--- DATASET EXCERPTS ---

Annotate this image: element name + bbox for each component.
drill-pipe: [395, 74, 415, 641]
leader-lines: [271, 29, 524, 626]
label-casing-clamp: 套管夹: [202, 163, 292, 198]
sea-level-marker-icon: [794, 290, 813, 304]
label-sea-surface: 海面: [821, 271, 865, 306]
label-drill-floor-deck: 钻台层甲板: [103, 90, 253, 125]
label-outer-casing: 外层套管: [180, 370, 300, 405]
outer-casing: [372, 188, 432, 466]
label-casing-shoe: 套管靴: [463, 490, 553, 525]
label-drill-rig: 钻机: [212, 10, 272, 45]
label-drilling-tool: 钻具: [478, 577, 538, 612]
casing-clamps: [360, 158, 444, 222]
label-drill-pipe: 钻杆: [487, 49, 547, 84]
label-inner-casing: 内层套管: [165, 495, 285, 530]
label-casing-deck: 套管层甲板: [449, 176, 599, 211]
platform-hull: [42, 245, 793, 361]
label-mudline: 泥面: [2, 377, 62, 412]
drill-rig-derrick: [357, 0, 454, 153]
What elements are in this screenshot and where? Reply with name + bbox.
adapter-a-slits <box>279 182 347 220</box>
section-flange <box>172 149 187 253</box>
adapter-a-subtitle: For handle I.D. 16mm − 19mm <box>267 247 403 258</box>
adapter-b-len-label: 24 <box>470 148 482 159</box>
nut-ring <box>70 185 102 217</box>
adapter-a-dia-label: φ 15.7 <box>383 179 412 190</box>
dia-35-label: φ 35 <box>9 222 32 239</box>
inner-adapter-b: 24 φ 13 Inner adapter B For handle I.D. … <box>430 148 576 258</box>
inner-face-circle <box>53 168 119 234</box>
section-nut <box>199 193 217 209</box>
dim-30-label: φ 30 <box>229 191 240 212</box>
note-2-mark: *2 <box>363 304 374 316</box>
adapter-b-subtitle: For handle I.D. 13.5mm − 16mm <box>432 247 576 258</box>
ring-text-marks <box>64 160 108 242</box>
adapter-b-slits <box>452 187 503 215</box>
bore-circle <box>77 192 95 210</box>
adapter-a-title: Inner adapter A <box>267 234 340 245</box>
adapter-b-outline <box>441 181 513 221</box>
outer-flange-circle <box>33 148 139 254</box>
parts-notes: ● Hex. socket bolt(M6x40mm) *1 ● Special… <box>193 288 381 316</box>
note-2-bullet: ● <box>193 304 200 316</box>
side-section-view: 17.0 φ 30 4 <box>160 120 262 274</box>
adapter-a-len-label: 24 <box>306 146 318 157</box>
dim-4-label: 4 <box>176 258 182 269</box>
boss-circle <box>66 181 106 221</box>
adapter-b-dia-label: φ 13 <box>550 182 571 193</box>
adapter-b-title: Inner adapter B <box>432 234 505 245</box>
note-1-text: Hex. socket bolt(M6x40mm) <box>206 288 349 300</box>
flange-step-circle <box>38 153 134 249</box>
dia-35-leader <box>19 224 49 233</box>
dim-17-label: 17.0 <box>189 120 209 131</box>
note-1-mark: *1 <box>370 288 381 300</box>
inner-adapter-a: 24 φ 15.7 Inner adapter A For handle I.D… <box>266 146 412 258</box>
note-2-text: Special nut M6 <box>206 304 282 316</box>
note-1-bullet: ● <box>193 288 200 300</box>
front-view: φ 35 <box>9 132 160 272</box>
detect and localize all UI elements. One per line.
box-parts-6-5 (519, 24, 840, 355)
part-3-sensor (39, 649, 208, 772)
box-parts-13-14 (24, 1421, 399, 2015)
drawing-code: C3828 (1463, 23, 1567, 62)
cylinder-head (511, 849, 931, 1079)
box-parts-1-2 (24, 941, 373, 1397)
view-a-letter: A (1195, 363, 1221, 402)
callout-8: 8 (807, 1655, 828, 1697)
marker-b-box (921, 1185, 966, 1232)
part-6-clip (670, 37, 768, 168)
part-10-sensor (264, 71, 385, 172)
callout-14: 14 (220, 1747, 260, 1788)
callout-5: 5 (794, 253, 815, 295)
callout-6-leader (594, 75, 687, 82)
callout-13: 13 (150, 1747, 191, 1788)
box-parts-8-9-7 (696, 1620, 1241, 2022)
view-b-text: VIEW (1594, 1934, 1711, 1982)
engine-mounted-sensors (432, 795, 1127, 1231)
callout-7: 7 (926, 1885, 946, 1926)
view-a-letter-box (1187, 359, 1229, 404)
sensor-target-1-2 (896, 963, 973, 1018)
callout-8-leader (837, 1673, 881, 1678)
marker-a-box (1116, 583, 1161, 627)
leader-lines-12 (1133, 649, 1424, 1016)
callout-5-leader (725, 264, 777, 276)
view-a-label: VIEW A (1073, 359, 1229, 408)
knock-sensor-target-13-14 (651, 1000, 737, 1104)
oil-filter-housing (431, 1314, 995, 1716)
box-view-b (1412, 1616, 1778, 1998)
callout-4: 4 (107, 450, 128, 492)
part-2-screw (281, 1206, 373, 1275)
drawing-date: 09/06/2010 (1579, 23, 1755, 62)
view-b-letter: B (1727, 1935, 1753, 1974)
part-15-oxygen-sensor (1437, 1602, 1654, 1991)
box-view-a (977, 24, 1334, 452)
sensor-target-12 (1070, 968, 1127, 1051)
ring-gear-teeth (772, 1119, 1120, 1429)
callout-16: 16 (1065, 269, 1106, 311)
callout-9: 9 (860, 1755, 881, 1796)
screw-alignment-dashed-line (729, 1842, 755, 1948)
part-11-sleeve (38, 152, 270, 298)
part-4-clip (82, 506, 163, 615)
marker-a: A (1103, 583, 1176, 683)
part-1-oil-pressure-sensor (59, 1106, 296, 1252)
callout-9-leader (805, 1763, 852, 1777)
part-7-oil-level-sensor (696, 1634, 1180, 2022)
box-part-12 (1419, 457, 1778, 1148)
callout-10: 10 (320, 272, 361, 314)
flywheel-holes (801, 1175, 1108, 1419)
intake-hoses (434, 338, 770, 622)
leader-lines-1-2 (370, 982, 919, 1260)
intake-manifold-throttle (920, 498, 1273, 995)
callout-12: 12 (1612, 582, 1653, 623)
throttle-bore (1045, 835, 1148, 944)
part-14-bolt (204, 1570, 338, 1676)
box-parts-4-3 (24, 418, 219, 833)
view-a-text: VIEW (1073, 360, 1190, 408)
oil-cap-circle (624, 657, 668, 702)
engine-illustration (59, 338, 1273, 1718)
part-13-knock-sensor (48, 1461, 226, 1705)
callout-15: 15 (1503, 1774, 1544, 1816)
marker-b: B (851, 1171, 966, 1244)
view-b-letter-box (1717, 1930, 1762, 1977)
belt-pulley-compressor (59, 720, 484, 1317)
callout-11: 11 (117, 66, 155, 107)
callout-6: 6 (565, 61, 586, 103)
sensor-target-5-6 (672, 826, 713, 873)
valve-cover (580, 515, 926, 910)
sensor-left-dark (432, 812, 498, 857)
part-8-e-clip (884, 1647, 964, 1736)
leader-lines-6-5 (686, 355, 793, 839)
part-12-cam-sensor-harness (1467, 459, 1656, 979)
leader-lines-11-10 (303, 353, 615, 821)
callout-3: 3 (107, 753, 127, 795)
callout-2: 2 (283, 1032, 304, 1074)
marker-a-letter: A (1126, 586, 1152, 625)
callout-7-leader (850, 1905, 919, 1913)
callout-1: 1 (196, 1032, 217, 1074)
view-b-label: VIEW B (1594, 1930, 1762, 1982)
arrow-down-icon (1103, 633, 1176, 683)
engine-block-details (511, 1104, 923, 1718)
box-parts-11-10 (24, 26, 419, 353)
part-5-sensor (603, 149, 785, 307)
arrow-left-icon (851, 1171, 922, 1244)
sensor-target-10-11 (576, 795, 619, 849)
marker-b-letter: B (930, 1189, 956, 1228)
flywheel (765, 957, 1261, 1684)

---

» EXERCISE GOAL
Recast the rows above as a Markdown table with the columns Row and Line, giving each row's number and its text and leaving out any blank lines.

» COMPLETE OUTPUT
| Row | Line |
|---|---|
| 1 | Annotate this image: element name + bbox for each component. |
| 2 | drill-pipe: [395, 74, 415, 641] |
| 3 | leader-lines: [271, 29, 524, 626] |
| 4 | label-casing-clamp: 套管夹: [202, 163, 292, 198] |
| 5 | sea-level-marker-icon: [794, 290, 813, 304] |
| 6 | label-sea-surface: 海面: [821, 271, 865, 306] |
| 7 | label-drill-floor-deck: 钻台层甲板: [103, 90, 253, 125] |
| 8 | label-outer-casing: 外层套管: [180, 370, 300, 405] |
| 9 | outer-casing: [372, 188, 432, 466] |
| 10 | label-casing-shoe: 套管靴: [463, 490, 553, 525] |
| 11 | label-drill-rig: 钻机: [212, 10, 272, 45] |
| 12 | label-drilling-tool: 钻具: [478, 577, 538, 612] |
| 13 | casing-clamps: [360, 158, 444, 222] |
| 14 | label-drill-pipe: 钻杆: [487, 49, 547, 84] |
| 15 | label-inner-casing: 内层套管: [165, 495, 285, 530] |
| 16 | label-casing-deck: 套管层甲板: [449, 176, 599, 211] |
| 17 | platform-hull: [42, 245, 793, 361] |
| 18 | label-mudline: 泥面: [2, 377, 62, 412] |
| 19 | drill-rig-derrick: [357, 0, 454, 153] |
| 20 | What elements are in this screenshot and where? Reply with name + bbox. |
| 21 | adapter-a-slits <box>279 182 347 220</box> |
| 22 | section-flange <box>172 149 187 253</box> |
| 23 | adapter-a-subtitle: For handle I.D. 16mm − 19mm <box>267 247 403 258</box> |
| 24 | adapter-b-len-label: 24 <box>470 148 482 159</box> |
| 25 | nut-ring <box>70 185 102 217</box> |
| 26 | adapter-a-dia-label: φ 15.7 <box>383 179 412 190</box> |
| 27 | dia-35-label: φ 35 <box>9 222 32 239</box> |
| 28 | inner-adapter-b: 24 φ 13 Inner adapter B For handle I.D. … <box>430 148 576 258</box> |
| 29 | inner-face-circle <box>53 168 119 234</box> |
| 30 | section-nut <box>199 193 217 209</box> |
| 31 | dim-30-label: φ 30 <box>229 191 240 212</box> |
| 32 | note-2-mark: *2 <box>363 304 374 316</box> |
| 33 | adapter-b-subtitle: For handle I.D. 13.5mm − 16mm <box>432 247 576 258</box> |
| 34 | ring-text-marks <box>64 160 108 242</box> |
| 35 | adapter-b-slits <box>452 187 503 215</box> |
| 36 | bore-circle <box>77 192 95 210</box> |
| 37 | adapter-a-title: Inner adapter A <box>267 234 340 245</box> |
| 38 | adapter-b-outline <box>441 181 513 221</box> |
| 39 | outer-flange-circle <box>33 148 139 254</box> |
| 40 | parts-notes: ● Hex. socket bolt(M6x40mm) *1 ● Special… <box>193 288 381 316</box> |
| 41 | note-2-bullet: ● <box>193 304 200 316</box> |
| 42 | side-section-view: 17.0 φ 30 4 <box>160 120 262 274</box> |
| 43 | adapter-a-len-label: 24 <box>306 146 318 157</box> |
| 44 | dim-4-label: 4 <box>176 258 182 269</box> |
| 45 | boss-circle <box>66 181 106 221</box> |
| 46 | adapter-b-dia-label: φ 13 <box>550 182 571 193</box> |
| 47 | adapter-b-title: Inner adapter B <box>432 234 505 245</box> |
| 48 | note-1-text: Hex. socket bolt(M6x40mm) <box>206 288 349 300</box> |
| 49 | flange-step-circle <box>38 153 134 249</box> |
| 50 | dia-35-leader <box>19 224 49 233</box> |
| 51 | dim-17-label: 17.0 <box>189 120 209 131</box> |
| 52 | note-1-mark: *1 <box>370 288 381 300</box> |
| 53 | inner-adapter-a: 24 φ 15.7 Inner adapter A For handle I.D… <box>266 146 412 258</box> |
| 54 | note-2-text: Special nut M6 <box>206 304 282 316</box> |
| 55 | note-1-bullet: ● <box>193 288 200 300</box> |
| 56 | front-view: φ 35 <box>9 132 160 272</box> |
| 57 | detect and localize all UI elements. One per line. |
| 58 | box-parts-6-5 (519, 24, 840, 355) |
| 59 | part-3-sensor (39, 649, 208, 772) |
| 60 | box-parts-13-14 (24, 1421, 399, 2015) |
| 61 | drawing-code: C3828 (1463, 23, 1567, 62) |
| 62 | cylinder-head (511, 849, 931, 1079) |
| 63 | box-parts-1-2 (24, 941, 373, 1397) |
| 64 | view-a-letter: A (1195, 363, 1221, 402) |
| 65 | callout-8: 8 (807, 1655, 828, 1697) |
| 66 | marker-b-box (921, 1185, 966, 1232) |
| 67 | part-6-clip (670, 37, 768, 168) |
| 68 | part-10-sensor (264, 71, 385, 172) |
| 69 | callout-14: 14 (220, 1747, 260, 1788) |
| 70 | callout-5: 5 (794, 253, 815, 295) |
| 71 | callout-6-leader (594, 75, 687, 82) |
| 72 | callout-13: 13 (150, 1747, 191, 1788) |
| 73 | box-parts-8-9-7 (696, 1620, 1241, 2022) |
| 74 | view-b-text: VIEW (1594, 1934, 1711, 1982) |
| 75 | engine-mounted-sensors (432, 795, 1127, 1231) |
| 76 | callout-7: 7 (926, 1885, 946, 1926) |
| 77 | view-a-letter-box (1187, 359, 1229, 404) |
| 78 | sensor-target-1-2 (896, 963, 973, 1018) |
| 79 | callout-8-leader (837, 1673, 881, 1678) |
| 80 | marker-a-box (1116, 583, 1161, 627) |
| 81 | leader-lines-12 (1133, 649, 1424, 1016) |
| 82 | callout-5-leader (725, 264, 777, 276) |
| 83 | view-a-label: VIEW A (1073, 359, 1229, 408) |
| 84 | knock-sensor-target-13-14 (651, 1000, 737, 1104) |
| 85 | oil-filter-housing (431, 1314, 995, 1716) |
| 86 | box-view-b (1412, 1616, 1778, 1998) |
| 87 | callout-4: 4 (107, 450, 128, 492) |
| 88 | part-2-screw (281, 1206, 373, 1275) |
| 89 | drawing-date: 09/06/2010 (1579, 23, 1755, 62) |
| 90 | view-b-letter: B (1727, 1935, 1753, 1974) |
| 91 | part-15-oxygen-sensor (1437, 1602, 1654, 1991) |
| 92 | box-view-a (977, 24, 1334, 452) |
| 93 | sensor-target-12 (1070, 968, 1127, 1051) |
| 94 | ring-gear-teeth (772, 1119, 1120, 1429) |
| 95 | callout-16: 16 (1065, 269, 1106, 311) |
| 96 | callout-9: 9 (860, 1755, 881, 1796) |
| 97 | screw-alignment-dashed-line (729, 1842, 755, 1948) |
| 98 | part-11-sleeve (38, 152, 270, 298) |
| 99 | part-4-clip (82, 506, 163, 615) |
| 100 | marker-a: A (1103, 583, 1176, 683) |
| 101 | part-1-oil-pressure-sensor (59, 1106, 296, 1252) |
| 102 | callout-9-leader (805, 1763, 852, 1777) |
| 103 | part-7-oil-level-sensor (696, 1634, 1180, 2022) |
| 104 | box-part-12 (1419, 457, 1778, 1148) |
| 105 | callout-10: 10 (320, 272, 361, 314) |
| 106 | flywheel-holes (801, 1175, 1108, 1419) |
| 107 | intake-hoses (434, 338, 770, 622) |
| 108 | leader-lines-1-2 (370, 982, 919, 1260) |
| 109 | intake-manifold-throttle (920, 498, 1273, 995) |
| 110 | callout-12: 12 (1612, 582, 1653, 623) |
| 111 | throttle-bore (1045, 835, 1148, 944) |
| 112 | part-14-bolt (204, 1570, 338, 1676) |
| 113 | box-parts-4-3 (24, 418, 219, 833) |
| 114 | view-a-text: VIEW (1073, 360, 1190, 408) |
| 115 | oil-cap-circle (624, 657, 668, 702) |
| 116 | engine-illustration (59, 338, 1273, 1718) |
| 117 | part-13-knock-sensor (48, 1461, 226, 1705) |
| 118 | callout-15: 15 (1503, 1774, 1544, 1816) |
| 119 | marker-b: B (851, 1171, 966, 1244) |
| 120 | view-b-letter-box (1717, 1930, 1762, 1977) |
| 121 | belt-pulley-compressor (59, 720, 484, 1317) |
| 122 | callout-11: 11 (117, 66, 155, 107) |
| 123 | callout-6: 6 (565, 61, 586, 103) |
| 124 | sensor-target-5-6 (672, 826, 713, 873) |
| 125 | valve-cover (580, 515, 926, 910) |
| 126 | sensor-left-dark (432, 812, 498, 857) |
| 127 | part-8-e-clip (884, 1647, 964, 1736) |
| 128 | leader-lines-6-5 (686, 355, 793, 839) |
| 129 | part-12-cam-sensor-harness (1467, 459, 1656, 979) |
| 130 | leader-lines-11-10 (303, 353, 615, 821) |
| 131 | callout-3: 3 (107, 753, 127, 795) |
| 132 | callout-2: 2 (283, 1032, 304, 1074) |
| 133 | marker-a-letter: A (1126, 586, 1152, 625) |
| 134 | callout-7-leader (850, 1905, 919, 1913) |
| 135 | callout-1: 1 (196, 1032, 217, 1074) |
| 136 | view-b-label: VIEW B (1594, 1930, 1762, 1982) |
| 137 | arrow-down-icon (1103, 633, 1176, 683) |
| 138 | engine-block-details (511, 1104, 923, 1718) |
| 139 | box-parts-11-10 (24, 26, 419, 353) |
| 140 | part-5-sensor (603, 149, 785, 307) |
| 141 | arrow-left-icon (851, 1171, 922, 1244) |
| 142 | sensor-target-10-11 (576, 795, 619, 849) |
| 143 | marker-b-letter: B (930, 1189, 956, 1228) |
| 144 | flywheel (765, 957, 1261, 1684) |